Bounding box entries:
-*-*-

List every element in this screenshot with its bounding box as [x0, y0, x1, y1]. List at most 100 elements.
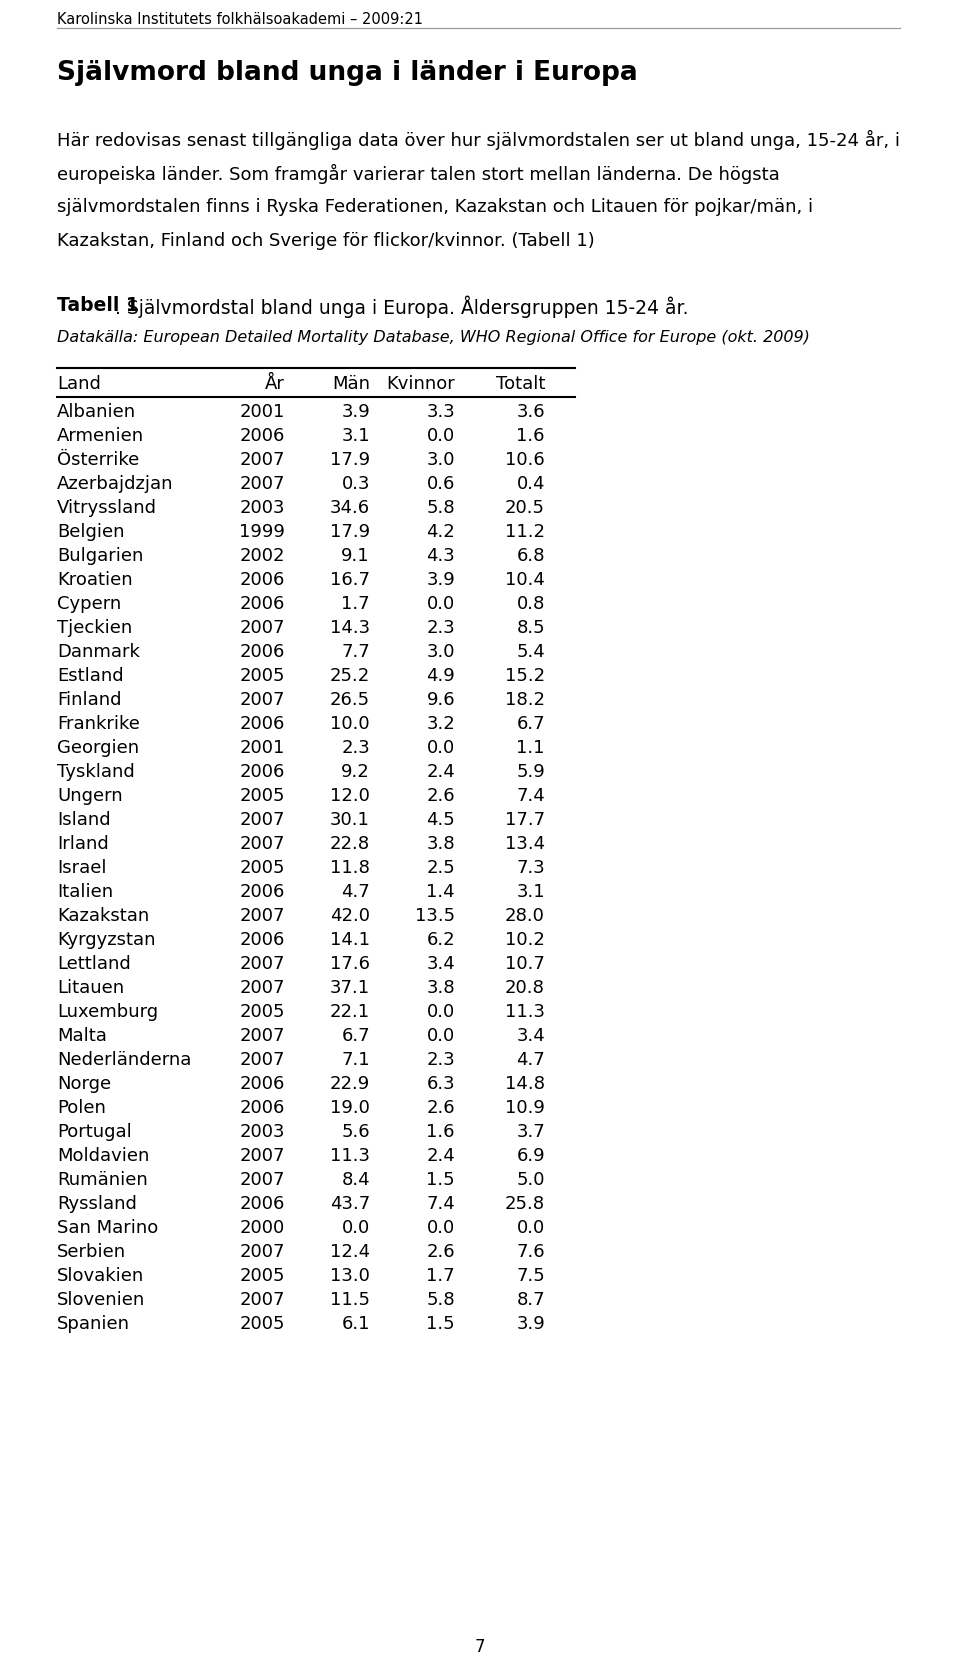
Text: 30.1: 30.1	[330, 811, 370, 829]
Text: 7.3: 7.3	[516, 859, 545, 878]
Text: Slovakien: Slovakien	[57, 1266, 144, 1285]
Text: 2007: 2007	[239, 450, 285, 469]
Text: 3.3: 3.3	[426, 402, 455, 420]
Text: 3.9: 3.9	[341, 402, 370, 420]
Text: 2.3: 2.3	[426, 618, 455, 637]
Text: 22.8: 22.8	[330, 834, 370, 853]
Text: 6.1: 6.1	[342, 1315, 370, 1333]
Text: 1.5: 1.5	[426, 1172, 455, 1188]
Text: 10.7: 10.7	[505, 956, 545, 972]
Text: Azerbajdzjan: Azerbajdzjan	[57, 475, 174, 494]
Text: 25.8: 25.8	[505, 1195, 545, 1213]
Text: 2006: 2006	[240, 763, 285, 781]
Text: Ryssland: Ryssland	[57, 1195, 137, 1213]
Text: Armenien: Armenien	[57, 427, 144, 445]
Text: Kvinnor: Kvinnor	[386, 376, 455, 392]
Text: 2006: 2006	[240, 427, 285, 445]
Text: Litauen: Litauen	[57, 979, 124, 997]
Text: 0.6: 0.6	[426, 475, 455, 494]
Text: 2000: 2000	[240, 1218, 285, 1237]
Text: självmordstalen finns i Ryska Federationen, Kazakstan och Litauen för pojkar/män: självmordstalen finns i Ryska Federation…	[57, 198, 813, 216]
Text: 28.0: 28.0	[505, 907, 545, 926]
Text: 2007: 2007	[239, 618, 285, 637]
Text: Bulgarien: Bulgarien	[57, 547, 143, 565]
Text: 0.0: 0.0	[342, 1218, 370, 1237]
Text: Vitryssland: Vitryssland	[57, 499, 157, 517]
Text: Tyskland: Tyskland	[57, 763, 134, 781]
Text: Tjeckien: Tjeckien	[57, 618, 132, 637]
Text: 4.9: 4.9	[426, 666, 455, 685]
Text: 2.4: 2.4	[426, 763, 455, 781]
Text: Rumänien: Rumänien	[57, 1172, 148, 1188]
Text: 11.8: 11.8	[330, 859, 370, 878]
Text: 0.3: 0.3	[342, 475, 370, 494]
Text: 2.5: 2.5	[426, 859, 455, 878]
Text: 2.3: 2.3	[426, 1050, 455, 1069]
Text: 4.5: 4.5	[426, 811, 455, 829]
Text: 6.9: 6.9	[516, 1147, 545, 1165]
Text: 2006: 2006	[240, 715, 285, 733]
Text: Luxemburg: Luxemburg	[57, 1002, 158, 1020]
Text: 2006: 2006	[240, 1075, 285, 1094]
Text: 13.0: 13.0	[330, 1266, 370, 1285]
Text: 7.1: 7.1	[342, 1050, 370, 1069]
Text: 7.4: 7.4	[516, 788, 545, 804]
Text: Finland: Finland	[57, 691, 122, 710]
Text: 2005: 2005	[239, 788, 285, 804]
Text: 22.1: 22.1	[330, 1002, 370, 1020]
Text: 18.2: 18.2	[505, 691, 545, 710]
Text: 1.7: 1.7	[342, 595, 370, 613]
Text: Österrike: Österrike	[57, 450, 139, 469]
Text: 0.0: 0.0	[427, 740, 455, 756]
Text: 3.7: 3.7	[516, 1124, 545, 1142]
Text: 3.0: 3.0	[426, 643, 455, 661]
Text: 16.7: 16.7	[330, 572, 370, 588]
Text: 0.0: 0.0	[427, 595, 455, 613]
Text: 3.8: 3.8	[426, 834, 455, 853]
Text: 7.4: 7.4	[426, 1195, 455, 1213]
Text: 5.4: 5.4	[516, 643, 545, 661]
Text: 2002: 2002	[239, 547, 285, 565]
Text: Serbien: Serbien	[57, 1243, 126, 1261]
Text: 3.1: 3.1	[516, 883, 545, 901]
Text: 2005: 2005	[239, 1002, 285, 1020]
Text: 0.0: 0.0	[427, 427, 455, 445]
Text: 9.2: 9.2	[341, 763, 370, 781]
Text: 1.7: 1.7	[426, 1266, 455, 1285]
Text: 2003: 2003	[239, 1124, 285, 1142]
Text: 17.6: 17.6	[330, 956, 370, 972]
Text: Malta: Malta	[57, 1027, 107, 1045]
Text: 7: 7	[475, 1639, 485, 1655]
Text: Män: Män	[332, 376, 370, 392]
Text: 1.4: 1.4	[426, 883, 455, 901]
Text: 1.6: 1.6	[426, 1124, 455, 1142]
Text: Kazakstan, Finland och Sverige för flickor/kvinnor. (Tabell 1): Kazakstan, Finland och Sverige för flick…	[57, 233, 595, 249]
Text: Belgien: Belgien	[57, 524, 125, 542]
Text: 42.0: 42.0	[330, 907, 370, 926]
Text: 0.4: 0.4	[516, 475, 545, 494]
Text: Moldavien: Moldavien	[57, 1147, 150, 1165]
Text: 5.8: 5.8	[426, 1291, 455, 1310]
Text: År: År	[265, 376, 285, 392]
Text: 2007: 2007	[239, 956, 285, 972]
Text: 1.6: 1.6	[516, 427, 545, 445]
Text: 17.9: 17.9	[330, 450, 370, 469]
Text: 2007: 2007	[239, 475, 285, 494]
Text: 2007: 2007	[239, 811, 285, 829]
Text: 0.0: 0.0	[427, 1002, 455, 1020]
Text: 3.2: 3.2	[426, 715, 455, 733]
Text: Portugal: Portugal	[57, 1124, 132, 1142]
Text: 7.6: 7.6	[516, 1243, 545, 1261]
Text: Slovenien: Slovenien	[57, 1291, 145, 1310]
Text: 2005: 2005	[239, 666, 285, 685]
Text: 2007: 2007	[239, 907, 285, 926]
Text: 6.7: 6.7	[342, 1027, 370, 1045]
Text: Land: Land	[57, 376, 101, 392]
Text: 11.2: 11.2	[505, 524, 545, 542]
Text: 12.4: 12.4	[330, 1243, 370, 1261]
Text: 37.1: 37.1	[330, 979, 370, 997]
Text: Israel: Israel	[57, 859, 107, 878]
Text: 34.6: 34.6	[330, 499, 370, 517]
Text: 17.9: 17.9	[330, 524, 370, 542]
Text: 2001: 2001	[240, 402, 285, 420]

-*-*-

Exercise
Report how many lines of the material above contain the string "Finland". Give only the number.

Final answer
2